#### What is expected:
Without including any images, repeat the data exactly.

#### Dataset rows:
## start
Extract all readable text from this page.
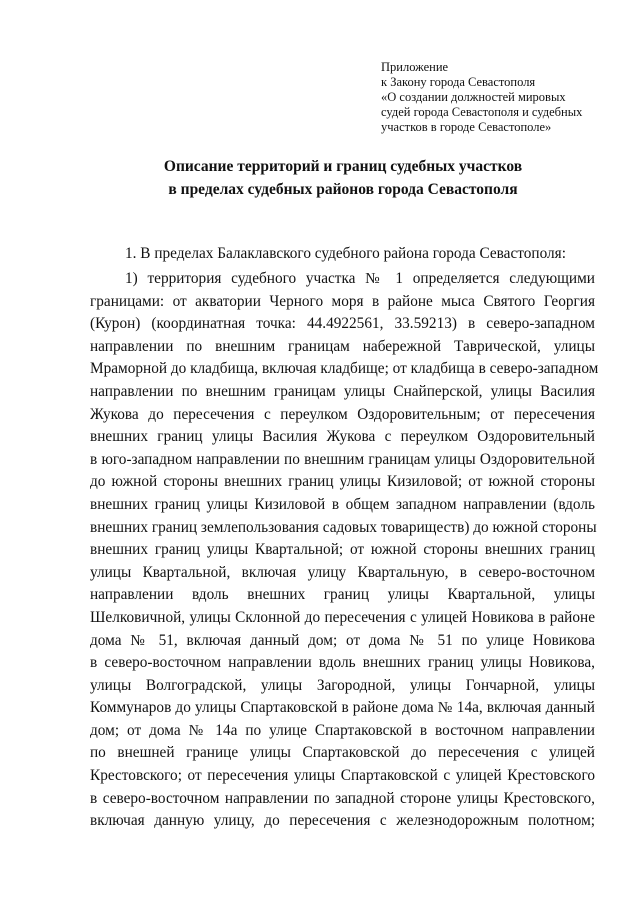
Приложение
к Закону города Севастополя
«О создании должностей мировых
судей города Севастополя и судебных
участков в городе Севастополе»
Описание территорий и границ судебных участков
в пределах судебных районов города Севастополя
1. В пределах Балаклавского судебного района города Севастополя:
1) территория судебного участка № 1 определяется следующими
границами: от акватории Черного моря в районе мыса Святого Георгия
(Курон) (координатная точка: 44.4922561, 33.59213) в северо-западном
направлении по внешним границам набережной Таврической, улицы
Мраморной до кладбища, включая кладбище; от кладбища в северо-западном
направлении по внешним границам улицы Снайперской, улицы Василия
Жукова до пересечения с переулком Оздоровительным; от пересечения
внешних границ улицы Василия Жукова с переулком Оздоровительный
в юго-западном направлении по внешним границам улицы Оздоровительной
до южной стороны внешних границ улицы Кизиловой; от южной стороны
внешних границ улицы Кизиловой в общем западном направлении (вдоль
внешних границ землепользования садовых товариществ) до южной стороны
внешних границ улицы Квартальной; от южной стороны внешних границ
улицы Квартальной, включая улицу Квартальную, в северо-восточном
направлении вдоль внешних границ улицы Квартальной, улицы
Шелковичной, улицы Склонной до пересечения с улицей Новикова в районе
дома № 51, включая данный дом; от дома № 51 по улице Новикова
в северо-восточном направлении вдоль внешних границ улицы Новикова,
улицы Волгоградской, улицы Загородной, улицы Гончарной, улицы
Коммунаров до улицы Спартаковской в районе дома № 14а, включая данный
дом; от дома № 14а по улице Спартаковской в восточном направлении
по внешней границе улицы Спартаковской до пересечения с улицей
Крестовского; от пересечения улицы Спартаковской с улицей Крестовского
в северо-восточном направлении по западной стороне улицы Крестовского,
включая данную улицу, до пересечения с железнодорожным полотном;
## end
#### Exercise solution:
Extract all readable text from this page.
Приложение
к Закону города Севастополя
«О создании должностей мировых
судей города Севастополя и судебных
участков в городе Севастополе»
Описание территорий и границ судебных участков
в пределах судебных районов города Севастополя
1. В пределах Балаклавского судебного района города Севастополя:
1) территория судебного участка № 1 определяется следующими
границами: от акватории Черного моря в районе мыса Святого Георгия
(Курон) (координатная точка: 44.4922561, 33.59213) в северо-западном
направлении по внешним границам набережной Таврической, улицы
Мраморной до кладбища, включая кладбище; от кладбища в северо-западном
направлении по внешним границам улицы Снайперской, улицы Василия
Жукова до пересечения с переулком Оздоровительным; от пересечения
внешних границ улицы Василия Жукова с переулком Оздоровительный
в юго-западном направлении по внешним границам улицы Оздоровительной
до южной стороны внешних границ улицы Кизиловой; от южной стороны
внешних границ улицы Кизиловой в общем западном направлении (вдоль
внешних границ землепользования садовых товариществ) до южной стороны
внешних границ улицы Квартальной; от южной стороны внешних границ
улицы Квартальной, включая улицу Квартальную, в северо-восточном
направлении вдоль внешних границ улицы Квартальной, улицы
Шелковичной, улицы Склонной до пересечения с улицей Новикова в районе
дома № 51, включая данный дом; от дома № 51 по улице Новикова
в северо-восточном направлении вдоль внешних границ улицы Новикова,
улицы Волгоградской, улицы Загородной, улицы Гончарной, улицы
Коммунаров до улицы Спартаковской в районе дома № 14а, включая данный
дом; от дома № 14а по улице Спартаковской в восточном направлении
по внешней границе улицы Спартаковской до пересечения с улицей
Крестовского; от пересечения улицы Спартаковской с улицей Крестовского
в северо-восточном направлении по западной стороне улицы Крестовского,
включая данную улицу, до пересечения с железнодорожным полотном;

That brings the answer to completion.